■ THE EXERCISE
In the entries below, find every line with "like" and copy it.

■ Records from a collection
* start *

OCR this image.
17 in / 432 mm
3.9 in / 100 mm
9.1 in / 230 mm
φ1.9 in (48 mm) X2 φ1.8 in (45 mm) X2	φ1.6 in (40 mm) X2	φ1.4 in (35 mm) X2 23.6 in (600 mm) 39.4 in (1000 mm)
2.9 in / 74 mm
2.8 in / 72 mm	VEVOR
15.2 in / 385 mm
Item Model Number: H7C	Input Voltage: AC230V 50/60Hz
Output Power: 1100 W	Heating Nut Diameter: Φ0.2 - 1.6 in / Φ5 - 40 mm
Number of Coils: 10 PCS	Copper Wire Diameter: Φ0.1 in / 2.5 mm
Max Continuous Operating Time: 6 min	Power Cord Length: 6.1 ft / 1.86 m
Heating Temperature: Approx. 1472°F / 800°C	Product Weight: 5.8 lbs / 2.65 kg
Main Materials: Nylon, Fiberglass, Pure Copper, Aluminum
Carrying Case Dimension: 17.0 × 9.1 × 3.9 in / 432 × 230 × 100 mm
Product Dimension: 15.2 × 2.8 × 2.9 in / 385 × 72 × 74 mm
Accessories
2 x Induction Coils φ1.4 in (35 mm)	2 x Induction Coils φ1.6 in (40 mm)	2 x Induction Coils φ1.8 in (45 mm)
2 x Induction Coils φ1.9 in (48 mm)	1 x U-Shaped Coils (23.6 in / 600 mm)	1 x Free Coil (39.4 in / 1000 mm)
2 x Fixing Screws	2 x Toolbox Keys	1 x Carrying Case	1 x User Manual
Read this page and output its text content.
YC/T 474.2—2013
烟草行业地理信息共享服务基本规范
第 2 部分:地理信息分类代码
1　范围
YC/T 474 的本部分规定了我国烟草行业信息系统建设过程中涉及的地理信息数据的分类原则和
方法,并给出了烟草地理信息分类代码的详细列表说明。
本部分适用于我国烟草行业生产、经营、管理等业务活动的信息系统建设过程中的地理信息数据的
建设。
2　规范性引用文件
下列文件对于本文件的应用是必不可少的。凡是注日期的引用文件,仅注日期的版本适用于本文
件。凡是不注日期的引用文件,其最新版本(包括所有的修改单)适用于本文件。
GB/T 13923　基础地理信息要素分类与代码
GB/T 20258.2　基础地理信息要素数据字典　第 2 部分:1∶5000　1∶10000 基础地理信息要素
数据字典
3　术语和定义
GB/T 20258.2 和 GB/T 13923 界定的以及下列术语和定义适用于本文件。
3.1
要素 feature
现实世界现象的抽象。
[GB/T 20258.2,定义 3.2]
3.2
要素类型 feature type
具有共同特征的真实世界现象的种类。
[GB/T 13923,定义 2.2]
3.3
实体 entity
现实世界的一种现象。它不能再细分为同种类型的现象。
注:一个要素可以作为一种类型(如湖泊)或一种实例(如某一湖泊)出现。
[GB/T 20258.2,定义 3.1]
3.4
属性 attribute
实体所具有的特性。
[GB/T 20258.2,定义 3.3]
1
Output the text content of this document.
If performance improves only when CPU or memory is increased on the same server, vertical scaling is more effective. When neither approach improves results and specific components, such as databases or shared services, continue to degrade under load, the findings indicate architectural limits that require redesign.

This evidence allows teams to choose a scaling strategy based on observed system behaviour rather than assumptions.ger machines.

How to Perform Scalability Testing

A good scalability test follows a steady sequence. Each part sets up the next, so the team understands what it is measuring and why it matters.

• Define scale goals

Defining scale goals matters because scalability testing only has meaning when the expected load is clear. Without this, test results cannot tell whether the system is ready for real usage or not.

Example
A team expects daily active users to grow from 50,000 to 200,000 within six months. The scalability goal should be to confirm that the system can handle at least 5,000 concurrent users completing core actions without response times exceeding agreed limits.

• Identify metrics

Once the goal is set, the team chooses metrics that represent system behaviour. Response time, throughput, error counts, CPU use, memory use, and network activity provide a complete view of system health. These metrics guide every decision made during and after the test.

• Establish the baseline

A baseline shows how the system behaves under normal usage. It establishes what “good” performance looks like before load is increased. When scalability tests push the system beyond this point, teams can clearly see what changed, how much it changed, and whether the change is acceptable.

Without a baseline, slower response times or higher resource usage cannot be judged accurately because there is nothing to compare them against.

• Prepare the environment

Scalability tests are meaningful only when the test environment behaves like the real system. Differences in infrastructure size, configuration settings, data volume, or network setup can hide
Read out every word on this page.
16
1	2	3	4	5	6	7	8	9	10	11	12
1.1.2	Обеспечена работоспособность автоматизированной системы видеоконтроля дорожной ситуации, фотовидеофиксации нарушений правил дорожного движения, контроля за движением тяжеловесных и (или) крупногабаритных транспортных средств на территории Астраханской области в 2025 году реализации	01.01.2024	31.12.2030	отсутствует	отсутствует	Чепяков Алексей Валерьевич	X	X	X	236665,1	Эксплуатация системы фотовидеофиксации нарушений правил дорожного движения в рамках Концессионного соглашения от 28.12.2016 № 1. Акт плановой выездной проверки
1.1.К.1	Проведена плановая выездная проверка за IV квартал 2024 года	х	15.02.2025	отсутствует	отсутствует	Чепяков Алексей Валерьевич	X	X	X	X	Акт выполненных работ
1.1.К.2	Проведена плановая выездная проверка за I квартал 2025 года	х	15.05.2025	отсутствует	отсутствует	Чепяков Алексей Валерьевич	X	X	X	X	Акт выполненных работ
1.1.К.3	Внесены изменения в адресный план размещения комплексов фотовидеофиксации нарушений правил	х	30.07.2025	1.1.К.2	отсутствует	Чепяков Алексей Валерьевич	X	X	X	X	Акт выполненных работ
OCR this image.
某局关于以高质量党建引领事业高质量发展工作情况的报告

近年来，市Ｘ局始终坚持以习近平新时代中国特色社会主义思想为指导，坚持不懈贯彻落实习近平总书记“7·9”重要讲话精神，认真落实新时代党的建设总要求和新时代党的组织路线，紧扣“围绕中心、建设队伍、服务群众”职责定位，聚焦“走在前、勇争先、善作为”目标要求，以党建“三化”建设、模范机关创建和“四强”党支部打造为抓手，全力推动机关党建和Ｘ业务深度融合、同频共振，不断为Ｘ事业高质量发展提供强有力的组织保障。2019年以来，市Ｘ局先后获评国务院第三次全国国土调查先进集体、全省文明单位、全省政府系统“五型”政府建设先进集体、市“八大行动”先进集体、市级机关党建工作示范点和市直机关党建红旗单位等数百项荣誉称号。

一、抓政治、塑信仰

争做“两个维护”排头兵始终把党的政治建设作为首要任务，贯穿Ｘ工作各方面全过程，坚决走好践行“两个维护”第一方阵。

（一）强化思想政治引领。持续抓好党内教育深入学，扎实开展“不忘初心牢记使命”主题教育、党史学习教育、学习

* end *

■ SOLUTION TO THIS EXERCISE
A baseline shows how the system behaves under normal usage. It establishes what “good” performance looks like before load is increased. When scalability tests push the system beyond this point, teams can clearly see what changed, how much it changed, and whether the change is acceptable.
Scalability tests are meaningful only when the test environment behaves like the real system. Differences in infrastructure size, configuration settings, data volume, or network setup can hide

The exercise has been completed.